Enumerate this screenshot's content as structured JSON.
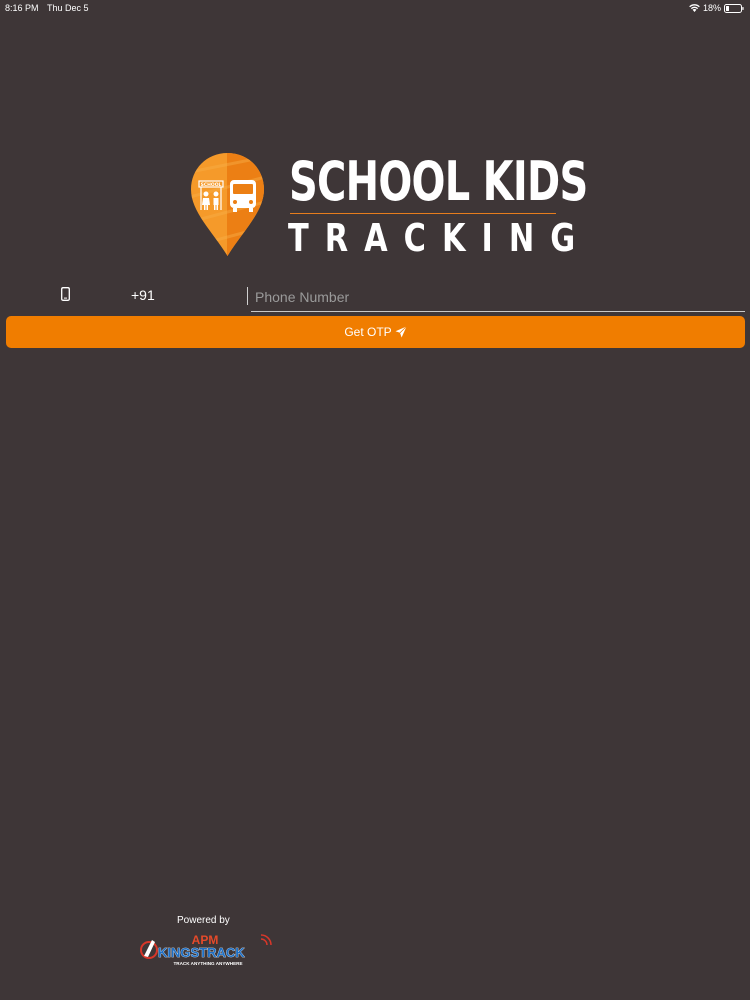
{
  "status_bar": {
    "time": "8:16 PM",
    "date": "Thu Dec 5",
    "battery": "18%",
    "icons": [
      "wifi-icon",
      "battery-icon"
    ]
  },
  "logo": {
    "title": "SCHOOL KIDS",
    "subtitle": "TRACKING",
    "badge_text": "SCHOOL"
  },
  "login": {
    "phone_icon": "phone-icon",
    "country_code": "+91",
    "phone_placeholder": "Phone Number",
    "phone_value": "",
    "otp_button_label": "Get OTP",
    "otp_button_icon": "send-icon"
  },
  "footer": {
    "powered_by": "Powered by",
    "brand_top": "APM",
    "brand_name": "KINGSTRACK",
    "brand_tagline": "TRACK ANYTHING ANYWHERE"
  },
  "colors": {
    "background": "#3e3637",
    "accent": "#f07d00"
  }
}
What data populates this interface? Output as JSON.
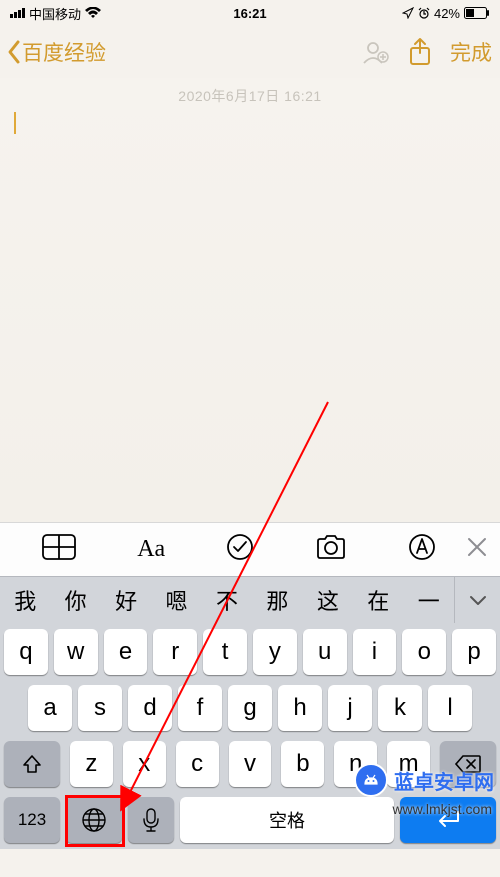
{
  "status": {
    "carrier": "中国移动",
    "time": "16:21",
    "battery_pct": "42%"
  },
  "nav": {
    "back_label": "百度经验",
    "done_label": "完成"
  },
  "content": {
    "date_text": "2020年6月17日 16:21"
  },
  "format_toolbar": {
    "items": [
      "table",
      "text-style",
      "checklist",
      "camera",
      "markup"
    ],
    "text_style_label": "Aa"
  },
  "candidates": {
    "items": [
      "我",
      "你",
      "好",
      "嗯",
      "不",
      "那",
      "这",
      "在",
      "一"
    ]
  },
  "keyboard": {
    "row1": [
      "q",
      "w",
      "e",
      "r",
      "t",
      "y",
      "u",
      "i",
      "o",
      "p"
    ],
    "row2": [
      "a",
      "s",
      "d",
      "f",
      "g",
      "h",
      "j",
      "k",
      "l"
    ],
    "row3": [
      "z",
      "x",
      "c",
      "v",
      "b",
      "n",
      "m"
    ],
    "k123": "123",
    "space": "空格",
    "return_label": "return"
  },
  "watermark": {
    "brand": "蓝卓安卓网",
    "url": "www.lmkjst.com"
  }
}
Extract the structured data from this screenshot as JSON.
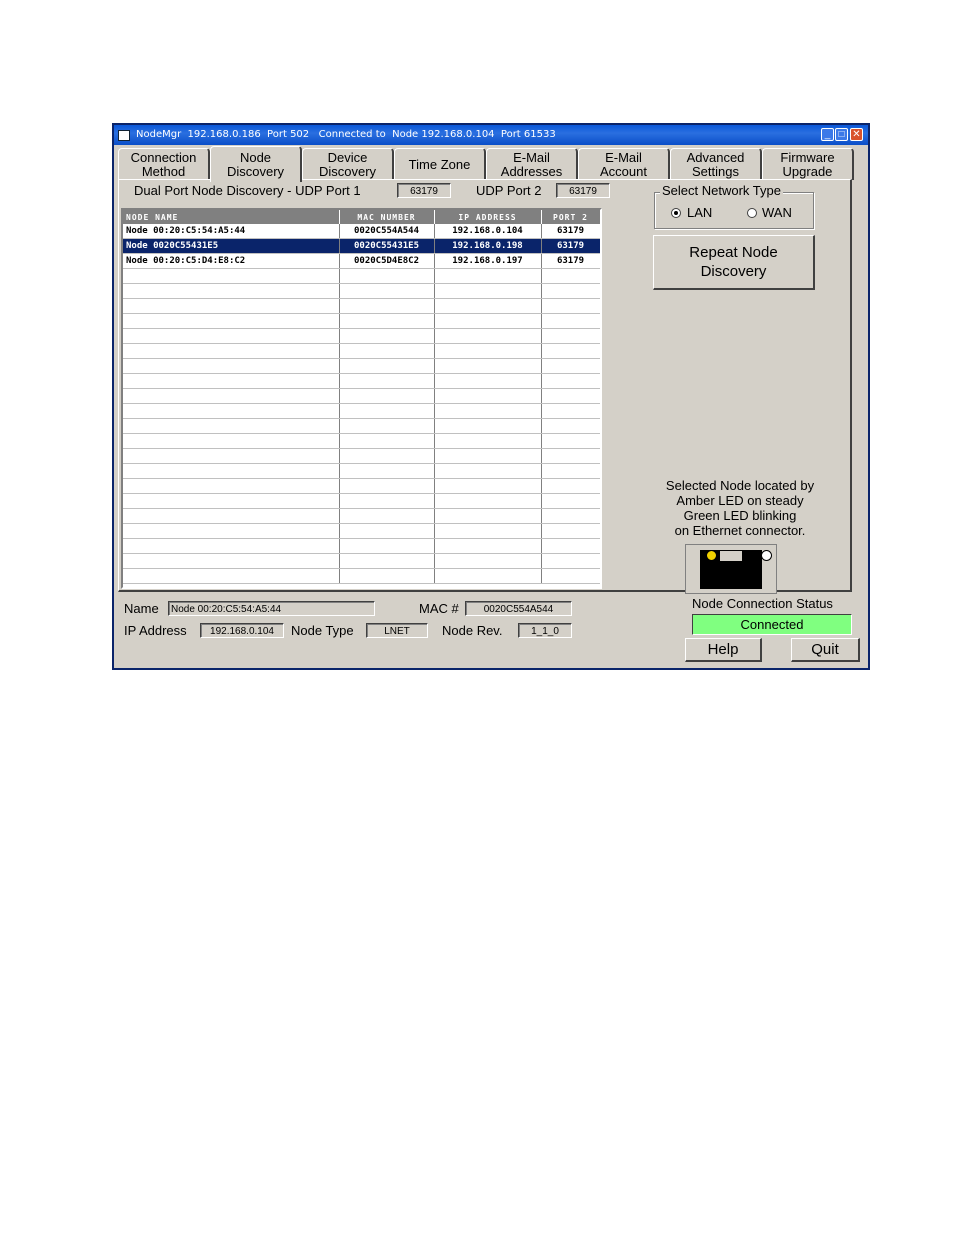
{
  "window": {
    "title": "NodeMgr  192.168.0.186  Port 502   Connected to  Node 192.168.0.104  Port 61533",
    "minimize": "_",
    "maximize": "□",
    "close": "✕"
  },
  "tabs": [
    {
      "label": "Connection\nMethod"
    },
    {
      "label": "Node\nDiscovery"
    },
    {
      "label": "Device\nDiscovery"
    },
    {
      "label": "Time Zone"
    },
    {
      "label": "E-Mail\nAddresses"
    },
    {
      "label": "E-Mail\nAccount"
    },
    {
      "label": "Advanced\nSettings"
    },
    {
      "label": "Firmware\nUpgrade"
    }
  ],
  "discovery": {
    "port1_label": "Dual Port Node Discovery - UDP Port 1",
    "port1_value": "63179",
    "port2_label": "UDP Port 2",
    "port2_value": "63179"
  },
  "grid": {
    "headers": [
      "NODE NAME",
      "MAC NUMBER",
      "IP ADDRESS",
      "PORT 2"
    ],
    "rows": [
      [
        "Node 00:20:C5:54:A5:44",
        "0020C554A544",
        "192.168.0.104",
        "63179"
      ],
      [
        "Node 0020C55431E5",
        "0020C55431E5",
        "192.168.0.198",
        "63179"
      ],
      [
        "Node 00:20:C5:D4:E8:C2",
        "0020C5D4E8C2",
        "192.168.0.197",
        "63179"
      ]
    ],
    "selected_row": 1
  },
  "network_type": {
    "title": "Select Network Type",
    "lan": "LAN",
    "wan": "WAN",
    "selected": "LAN"
  },
  "repeat_button": "Repeat Node\nDiscovery",
  "led_note": "Selected Node located by\nAmber LED on steady\nGreen LED blinking\non Ethernet connector.",
  "colors": {
    "amber_led": "#f0d000",
    "green_led": "#ffffff",
    "status": "#80ff80"
  },
  "details": {
    "name_label": "Name",
    "name_value": "Node 00:20:C5:54:A5:44",
    "mac_label": "MAC #",
    "mac_value": "0020C554A544",
    "ip_label": "IP Address",
    "ip_value": "192.168.0.104",
    "type_label": "Node Type",
    "type_value": "LNET",
    "rev_label": "Node Rev.",
    "rev_value": "1_1_0"
  },
  "status": {
    "label": "Node Connection Status",
    "value": "Connected"
  },
  "help_button": "Help",
  "quit_button": "Quit"
}
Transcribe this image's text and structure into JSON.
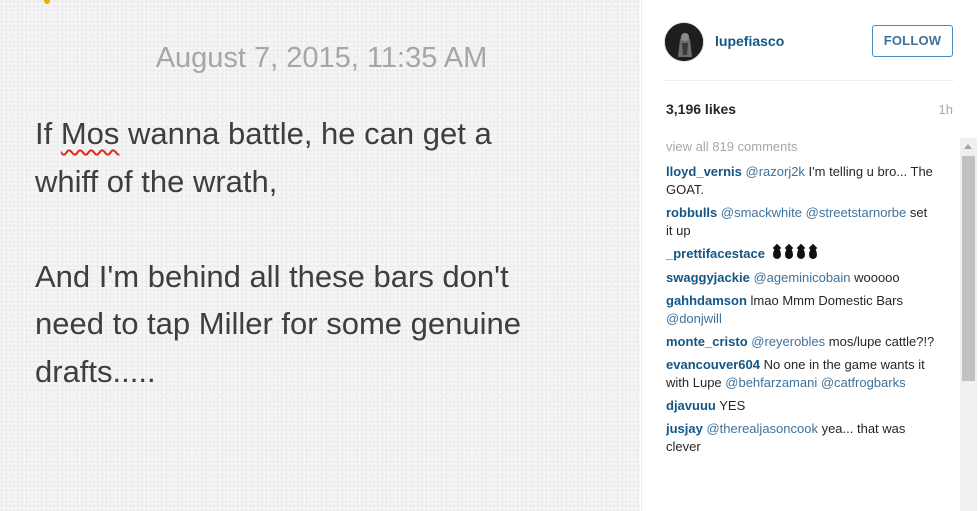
{
  "note": {
    "date": "August 7, 2015, 11:35 AM",
    "lines": [
      {
        "before": "If ",
        "flagged": "Mos",
        "after": " wanna battle, he can get a"
      },
      {
        "text": "whiff of the wrath,"
      },
      {
        "text": ""
      },
      {
        "text": "And I'm behind all these bars don't"
      },
      {
        "text": "need to tap Miller for some genuine"
      },
      {
        "text": "drafts....."
      }
    ]
  },
  "post": {
    "username": "lupefiasco",
    "follow_label": "FOLLOW",
    "likes": "3,196 likes",
    "time_ago": "1h",
    "view_all": "view all 819 comments"
  },
  "comments": [
    {
      "user": "lloyd_vernis",
      "parts": [
        {
          "m": "@razorj2k"
        },
        {
          "t": " I'm telling u bro... The GOAT."
        }
      ]
    },
    {
      "user": "robbulls",
      "parts": [
        {
          "m": "@smackwhite"
        },
        {
          "t": " "
        },
        {
          "m": "@streetstarnorbe"
        },
        {
          "t": " set it up"
        }
      ]
    },
    {
      "user": "_prettifacestace",
      "parts": [],
      "icons": [
        "drop-icon",
        "drop-icon",
        "drop-icon",
        "drop-icon"
      ]
    },
    {
      "user": "swaggyjackie",
      "parts": [
        {
          "m": "@ageminicobain"
        },
        {
          "t": " wooooo"
        }
      ]
    },
    {
      "user": "gahhdamson",
      "parts": [
        {
          "t": "lmao Mmm Domestic Bars "
        },
        {
          "m": "@donjwill"
        }
      ]
    },
    {
      "user": "monte_cristo",
      "parts": [
        {
          "m": "@reyerobles"
        },
        {
          "t": " mos/lupe cattle?!?"
        }
      ]
    },
    {
      "user": "evancouver604",
      "parts": [
        {
          "t": "No one in the game wants it with Lupe "
        },
        {
          "m": "@behfarzamani"
        },
        {
          "t": " "
        },
        {
          "m": "@catfrogbarks"
        }
      ]
    },
    {
      "user": "djavuuu",
      "parts": [
        {
          "t": "YES"
        }
      ]
    },
    {
      "user": "jusjay",
      "parts": [
        {
          "m": "@therealjasoncook"
        },
        {
          "t": " yea... that was clever"
        }
      ]
    }
  ],
  "colors": {
    "link_blue": "#125688",
    "mention_blue": "#3f729b",
    "note_text": "#3e3e3e",
    "note_date": "#a6a6a6",
    "spellcheck_red": "#e0281f"
  }
}
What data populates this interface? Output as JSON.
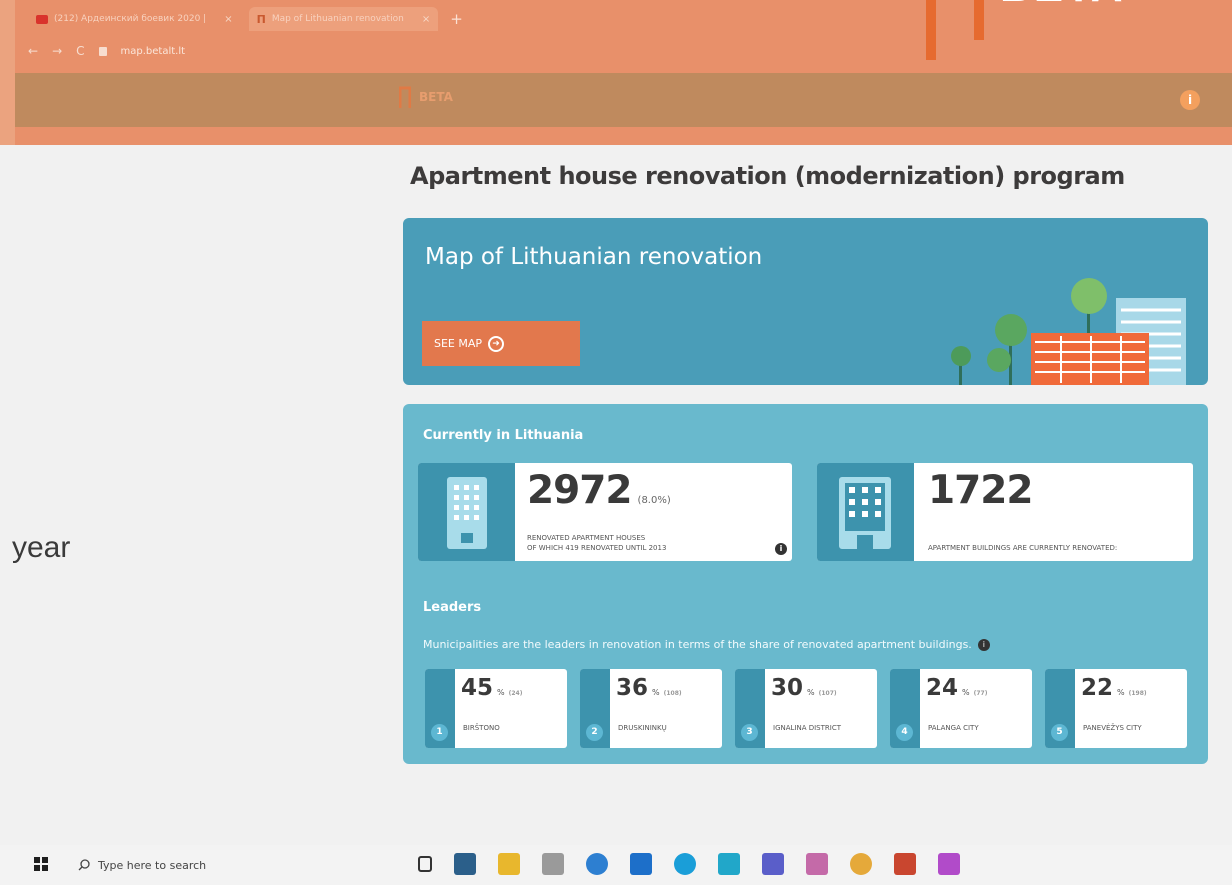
{
  "browser": {
    "tabs": [
      {
        "title": "(212) Ардеинский боевик 2020 |",
        "active": false
      },
      {
        "title": "Map of Lithuanian renovation",
        "active": true
      }
    ],
    "new_tab": "+",
    "close_glyph": "×",
    "nav": {
      "back": "←",
      "forward": "→",
      "reload": "C"
    },
    "url": "map.betalt.lt"
  },
  "overlay_logo": {
    "text": "BETA"
  },
  "site_header": {
    "beta_label": "BETA",
    "info_glyph": "i"
  },
  "side_text": "year",
  "page_title": "Apartment house renovation (modernization) program",
  "map_card": {
    "title": "Map of Lithuanian renovation",
    "button_label": "SEE MAP",
    "button_icon": "arrow-circle-icon"
  },
  "current": {
    "heading": "Currently in Lithuania",
    "stat1": {
      "number": "2972",
      "percent": "(8.0%)",
      "desc_line1": "Renovated apartment houses",
      "desc_line2": "of which 419 renovated until 2013",
      "info": "i"
    },
    "stat2": {
      "number": "1722",
      "desc": "Apartment buildings are currently renovated:"
    }
  },
  "leaders": {
    "heading": "Leaders",
    "description": "Municipalities are the leaders in renovation in terms of the share of renovated apartment buildings.",
    "info": "i",
    "items": [
      {
        "rank": "1",
        "value": "45",
        "unit": "%",
        "count": "(24)",
        "name": "Birštono"
      },
      {
        "rank": "2",
        "value": "36",
        "unit": "%",
        "count": "(108)",
        "name": "Druskininkų"
      },
      {
        "rank": "3",
        "value": "30",
        "unit": "%",
        "count": "(107)",
        "name": "Ignalina district"
      },
      {
        "rank": "4",
        "value": "24",
        "unit": "%",
        "count": "(77)",
        "name": "Palanga city"
      },
      {
        "rank": "5",
        "value": "22",
        "unit": "%",
        "count": "(198)",
        "name": "Panevėžys city"
      }
    ]
  },
  "taskbar": {
    "search_placeholder": "Type here to search",
    "apps": [
      "task-view-icon",
      "media-icon",
      "file-explorer-icon",
      "store-icon",
      "skype-icon",
      "outlook-icon",
      "edge-icon",
      "app-icon",
      "teams-icon",
      "onenote-icon",
      "chrome-icon",
      "powerpoint-icon",
      "onenote-purple-icon"
    ]
  },
  "colors": {
    "chrome": "#e8906a",
    "header": "#bf8a5e",
    "map_card": "#4a9db8",
    "stats_card": "#69b9cd",
    "icon_col": "#3d93ad",
    "button": "#e2784d"
  }
}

__TASK TO COMPLETE__: Collect from the data above every line that includes "content".

__THE OUTPUT__:
Enumerate this screenshot's content as structured JSON.
  "content": {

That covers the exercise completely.